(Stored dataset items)

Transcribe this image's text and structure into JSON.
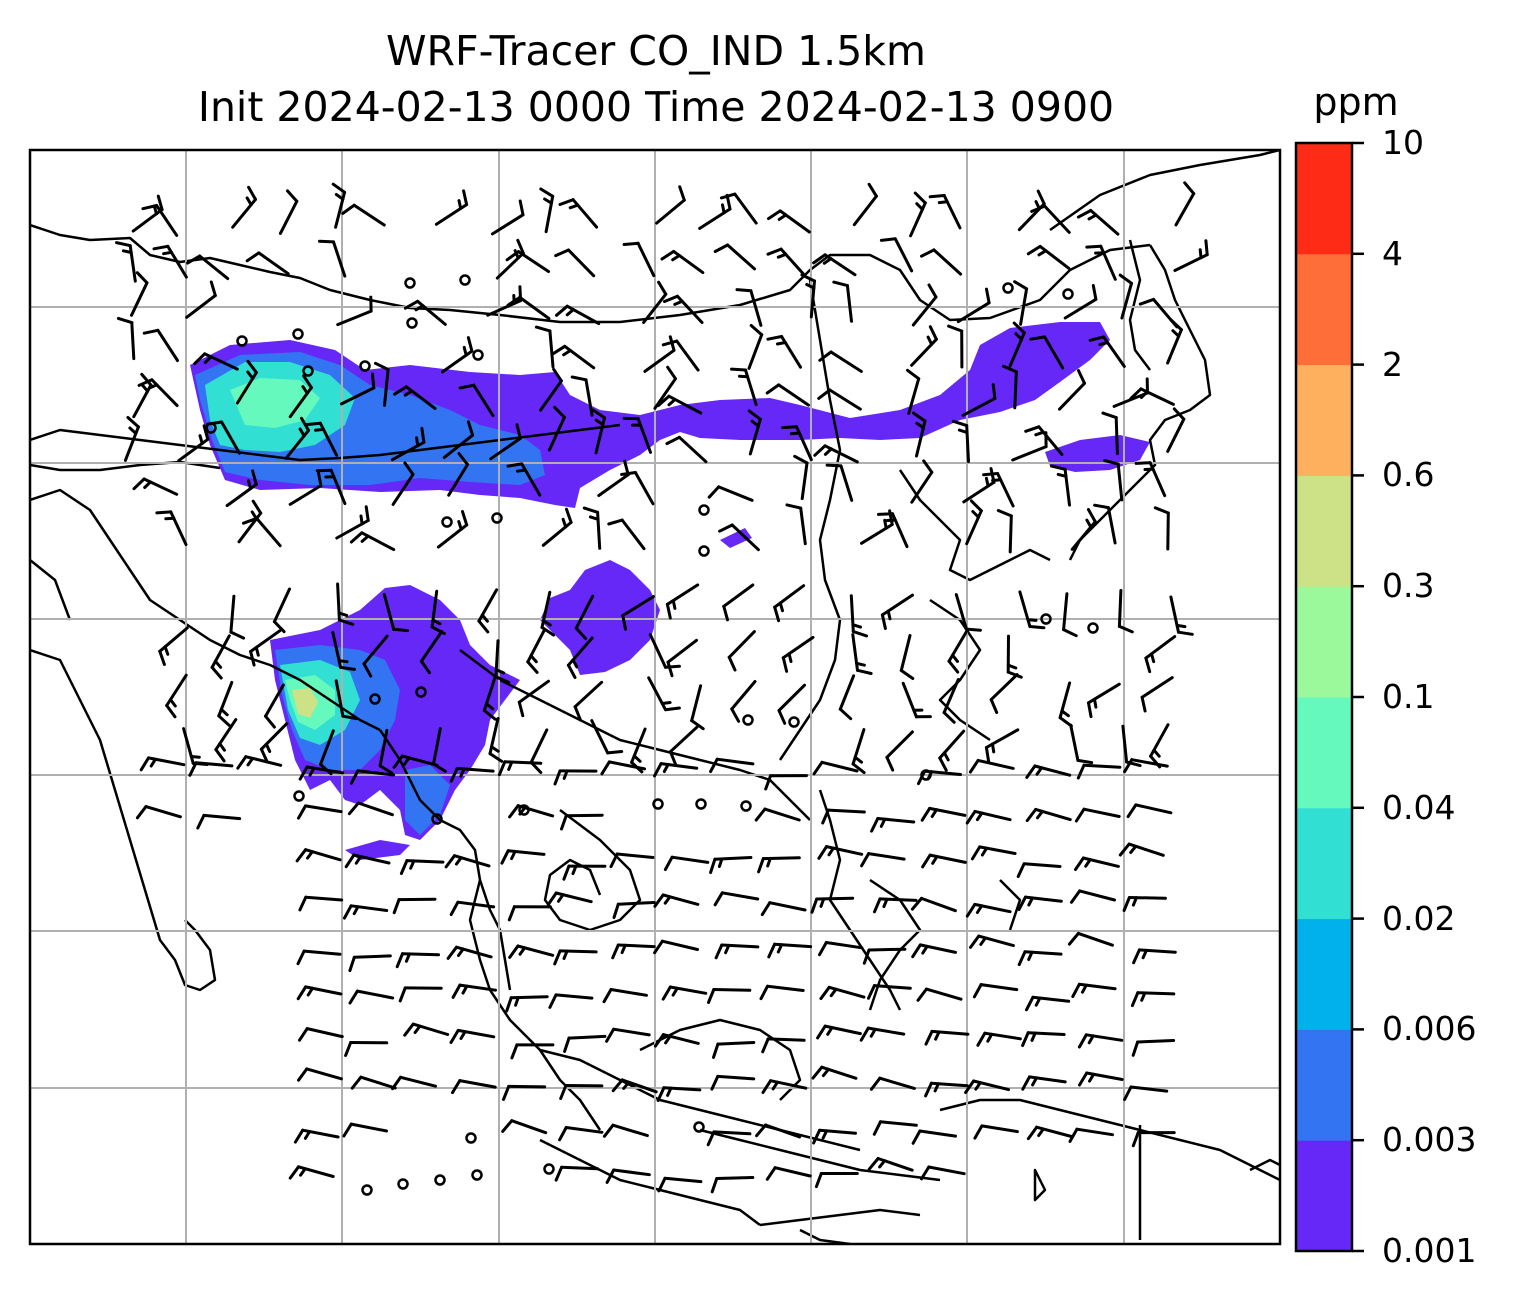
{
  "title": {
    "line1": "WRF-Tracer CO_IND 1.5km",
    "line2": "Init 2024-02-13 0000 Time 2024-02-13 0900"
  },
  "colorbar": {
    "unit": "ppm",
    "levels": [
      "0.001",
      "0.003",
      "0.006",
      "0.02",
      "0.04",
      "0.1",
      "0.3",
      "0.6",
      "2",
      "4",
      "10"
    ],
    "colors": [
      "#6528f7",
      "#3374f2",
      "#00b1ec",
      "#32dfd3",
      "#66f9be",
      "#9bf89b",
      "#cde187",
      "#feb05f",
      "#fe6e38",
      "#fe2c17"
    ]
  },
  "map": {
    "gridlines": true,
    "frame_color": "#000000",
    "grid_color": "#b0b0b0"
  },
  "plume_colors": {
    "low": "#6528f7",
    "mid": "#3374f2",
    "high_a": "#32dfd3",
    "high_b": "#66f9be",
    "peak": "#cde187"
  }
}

* * *

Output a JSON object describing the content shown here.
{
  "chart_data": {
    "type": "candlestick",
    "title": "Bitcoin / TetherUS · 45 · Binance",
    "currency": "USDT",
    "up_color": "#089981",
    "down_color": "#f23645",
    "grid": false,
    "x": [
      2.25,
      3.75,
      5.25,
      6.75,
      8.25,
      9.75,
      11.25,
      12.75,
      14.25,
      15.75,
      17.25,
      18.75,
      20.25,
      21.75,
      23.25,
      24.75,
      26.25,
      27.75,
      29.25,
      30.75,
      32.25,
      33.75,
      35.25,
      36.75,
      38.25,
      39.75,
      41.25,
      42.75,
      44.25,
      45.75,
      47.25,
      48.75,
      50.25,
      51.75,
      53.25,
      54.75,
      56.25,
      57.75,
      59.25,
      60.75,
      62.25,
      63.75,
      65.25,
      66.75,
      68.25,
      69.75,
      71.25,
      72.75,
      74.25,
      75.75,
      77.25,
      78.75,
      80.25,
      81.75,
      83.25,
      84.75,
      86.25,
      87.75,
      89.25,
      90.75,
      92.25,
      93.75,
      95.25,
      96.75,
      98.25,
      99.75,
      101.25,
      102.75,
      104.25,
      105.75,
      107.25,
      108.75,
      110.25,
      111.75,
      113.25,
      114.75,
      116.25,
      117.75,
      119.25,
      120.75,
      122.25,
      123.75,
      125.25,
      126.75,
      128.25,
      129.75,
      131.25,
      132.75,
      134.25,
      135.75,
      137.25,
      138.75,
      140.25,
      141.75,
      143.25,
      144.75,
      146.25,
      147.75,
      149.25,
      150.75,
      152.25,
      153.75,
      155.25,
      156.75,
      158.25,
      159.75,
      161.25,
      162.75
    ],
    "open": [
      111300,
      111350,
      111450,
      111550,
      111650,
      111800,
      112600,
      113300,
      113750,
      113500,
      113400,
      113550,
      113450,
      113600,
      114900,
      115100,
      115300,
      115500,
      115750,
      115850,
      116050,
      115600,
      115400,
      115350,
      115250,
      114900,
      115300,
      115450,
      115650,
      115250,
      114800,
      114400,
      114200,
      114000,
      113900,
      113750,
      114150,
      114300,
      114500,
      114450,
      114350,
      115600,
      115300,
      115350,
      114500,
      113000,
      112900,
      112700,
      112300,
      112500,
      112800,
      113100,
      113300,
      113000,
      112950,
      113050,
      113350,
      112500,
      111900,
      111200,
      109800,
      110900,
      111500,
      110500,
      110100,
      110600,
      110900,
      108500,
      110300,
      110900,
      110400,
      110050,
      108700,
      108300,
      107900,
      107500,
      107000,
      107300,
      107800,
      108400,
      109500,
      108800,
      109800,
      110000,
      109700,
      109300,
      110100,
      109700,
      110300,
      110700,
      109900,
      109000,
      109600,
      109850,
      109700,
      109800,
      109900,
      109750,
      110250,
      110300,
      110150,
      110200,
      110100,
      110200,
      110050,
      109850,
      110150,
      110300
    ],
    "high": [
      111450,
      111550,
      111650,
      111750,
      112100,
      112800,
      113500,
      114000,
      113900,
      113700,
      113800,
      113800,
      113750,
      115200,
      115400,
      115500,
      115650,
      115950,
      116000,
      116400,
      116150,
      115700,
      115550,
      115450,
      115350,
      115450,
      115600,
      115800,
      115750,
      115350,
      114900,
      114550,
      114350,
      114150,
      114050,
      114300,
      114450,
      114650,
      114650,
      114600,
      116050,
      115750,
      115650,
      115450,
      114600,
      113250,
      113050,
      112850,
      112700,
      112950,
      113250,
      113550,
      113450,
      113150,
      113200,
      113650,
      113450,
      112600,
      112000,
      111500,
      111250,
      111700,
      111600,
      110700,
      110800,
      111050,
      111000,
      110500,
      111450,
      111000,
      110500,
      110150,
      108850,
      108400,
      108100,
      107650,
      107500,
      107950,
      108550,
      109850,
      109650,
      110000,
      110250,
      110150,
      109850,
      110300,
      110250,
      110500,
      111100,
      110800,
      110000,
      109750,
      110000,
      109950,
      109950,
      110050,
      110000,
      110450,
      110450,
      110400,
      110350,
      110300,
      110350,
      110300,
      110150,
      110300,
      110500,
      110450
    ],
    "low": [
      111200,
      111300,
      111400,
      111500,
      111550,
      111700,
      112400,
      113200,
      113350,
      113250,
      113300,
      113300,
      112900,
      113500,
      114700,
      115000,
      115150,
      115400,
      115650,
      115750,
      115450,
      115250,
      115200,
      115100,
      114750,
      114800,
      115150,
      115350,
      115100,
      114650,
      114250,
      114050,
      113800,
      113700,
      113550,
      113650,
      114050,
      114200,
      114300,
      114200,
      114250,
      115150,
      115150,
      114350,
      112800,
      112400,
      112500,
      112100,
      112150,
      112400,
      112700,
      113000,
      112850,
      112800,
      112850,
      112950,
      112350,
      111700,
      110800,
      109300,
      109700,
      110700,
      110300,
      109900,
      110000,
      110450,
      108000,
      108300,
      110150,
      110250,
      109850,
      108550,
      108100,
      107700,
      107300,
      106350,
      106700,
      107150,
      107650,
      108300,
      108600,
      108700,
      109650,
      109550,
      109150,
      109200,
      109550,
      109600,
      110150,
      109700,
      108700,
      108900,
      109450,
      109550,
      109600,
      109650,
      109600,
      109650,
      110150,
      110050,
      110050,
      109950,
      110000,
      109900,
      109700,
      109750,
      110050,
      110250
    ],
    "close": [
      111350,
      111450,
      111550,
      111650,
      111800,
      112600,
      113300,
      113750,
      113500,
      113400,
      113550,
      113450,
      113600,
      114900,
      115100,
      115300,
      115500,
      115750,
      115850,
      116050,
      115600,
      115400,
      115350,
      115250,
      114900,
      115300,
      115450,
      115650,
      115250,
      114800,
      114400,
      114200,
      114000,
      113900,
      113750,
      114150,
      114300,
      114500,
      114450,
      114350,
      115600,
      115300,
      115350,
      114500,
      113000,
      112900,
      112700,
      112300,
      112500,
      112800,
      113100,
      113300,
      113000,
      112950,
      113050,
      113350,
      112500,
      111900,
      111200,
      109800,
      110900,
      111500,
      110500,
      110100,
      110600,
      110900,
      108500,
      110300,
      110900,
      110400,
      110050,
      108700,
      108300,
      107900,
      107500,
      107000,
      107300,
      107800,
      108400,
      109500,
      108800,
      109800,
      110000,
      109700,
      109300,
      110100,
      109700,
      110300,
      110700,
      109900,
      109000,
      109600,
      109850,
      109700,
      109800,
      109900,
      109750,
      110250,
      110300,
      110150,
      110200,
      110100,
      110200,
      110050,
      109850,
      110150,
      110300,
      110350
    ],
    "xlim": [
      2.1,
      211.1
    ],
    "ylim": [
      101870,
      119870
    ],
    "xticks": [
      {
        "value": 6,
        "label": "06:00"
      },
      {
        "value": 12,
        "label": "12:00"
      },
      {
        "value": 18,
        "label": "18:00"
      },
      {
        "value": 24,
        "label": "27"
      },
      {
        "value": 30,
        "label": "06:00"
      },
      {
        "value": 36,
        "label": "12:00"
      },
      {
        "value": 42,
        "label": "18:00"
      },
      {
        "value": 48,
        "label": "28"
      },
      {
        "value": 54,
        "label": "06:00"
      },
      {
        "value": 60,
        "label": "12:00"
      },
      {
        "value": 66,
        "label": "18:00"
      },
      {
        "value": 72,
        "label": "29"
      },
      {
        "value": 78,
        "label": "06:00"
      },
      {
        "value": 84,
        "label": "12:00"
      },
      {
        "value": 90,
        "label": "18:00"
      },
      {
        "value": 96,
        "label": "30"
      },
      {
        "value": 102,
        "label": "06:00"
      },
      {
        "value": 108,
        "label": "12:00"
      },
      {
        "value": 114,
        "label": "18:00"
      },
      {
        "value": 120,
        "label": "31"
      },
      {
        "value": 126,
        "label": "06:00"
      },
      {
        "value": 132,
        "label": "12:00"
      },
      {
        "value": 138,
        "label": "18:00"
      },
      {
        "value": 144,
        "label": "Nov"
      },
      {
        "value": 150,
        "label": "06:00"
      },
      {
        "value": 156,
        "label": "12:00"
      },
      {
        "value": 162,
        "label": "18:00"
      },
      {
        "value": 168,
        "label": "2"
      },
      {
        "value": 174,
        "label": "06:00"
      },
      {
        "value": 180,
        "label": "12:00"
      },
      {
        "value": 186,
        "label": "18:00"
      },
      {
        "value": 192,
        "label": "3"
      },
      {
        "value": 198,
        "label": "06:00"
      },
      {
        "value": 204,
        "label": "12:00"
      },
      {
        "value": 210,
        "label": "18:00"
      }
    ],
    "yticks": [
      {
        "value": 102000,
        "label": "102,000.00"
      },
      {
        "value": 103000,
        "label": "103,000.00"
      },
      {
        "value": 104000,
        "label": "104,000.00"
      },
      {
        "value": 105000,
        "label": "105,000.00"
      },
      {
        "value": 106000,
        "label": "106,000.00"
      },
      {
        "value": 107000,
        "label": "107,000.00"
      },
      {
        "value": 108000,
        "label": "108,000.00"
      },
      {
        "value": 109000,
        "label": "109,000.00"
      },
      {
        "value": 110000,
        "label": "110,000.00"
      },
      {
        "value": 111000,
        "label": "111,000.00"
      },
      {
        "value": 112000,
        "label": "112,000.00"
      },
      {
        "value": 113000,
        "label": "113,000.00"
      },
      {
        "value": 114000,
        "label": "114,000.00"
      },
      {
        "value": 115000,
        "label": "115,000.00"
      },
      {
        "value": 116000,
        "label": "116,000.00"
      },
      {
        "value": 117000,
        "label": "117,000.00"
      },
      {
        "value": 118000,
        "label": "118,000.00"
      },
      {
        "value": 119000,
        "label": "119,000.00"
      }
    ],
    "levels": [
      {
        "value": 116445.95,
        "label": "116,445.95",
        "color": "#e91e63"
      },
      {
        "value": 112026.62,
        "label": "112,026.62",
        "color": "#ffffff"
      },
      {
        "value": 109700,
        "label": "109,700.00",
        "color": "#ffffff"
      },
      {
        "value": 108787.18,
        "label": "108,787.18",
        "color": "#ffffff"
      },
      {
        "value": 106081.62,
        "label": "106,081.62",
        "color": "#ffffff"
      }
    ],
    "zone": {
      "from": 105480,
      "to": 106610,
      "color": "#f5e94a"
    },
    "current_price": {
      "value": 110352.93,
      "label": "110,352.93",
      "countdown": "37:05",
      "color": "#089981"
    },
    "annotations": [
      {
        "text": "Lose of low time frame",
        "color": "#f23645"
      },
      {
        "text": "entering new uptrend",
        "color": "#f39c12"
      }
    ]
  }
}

Job –
Find the string "title" in the listing and return every line that holds it.

Correct answer –
  "title": {
    "title": "Bitcoin / TetherUS · 45 · Binance",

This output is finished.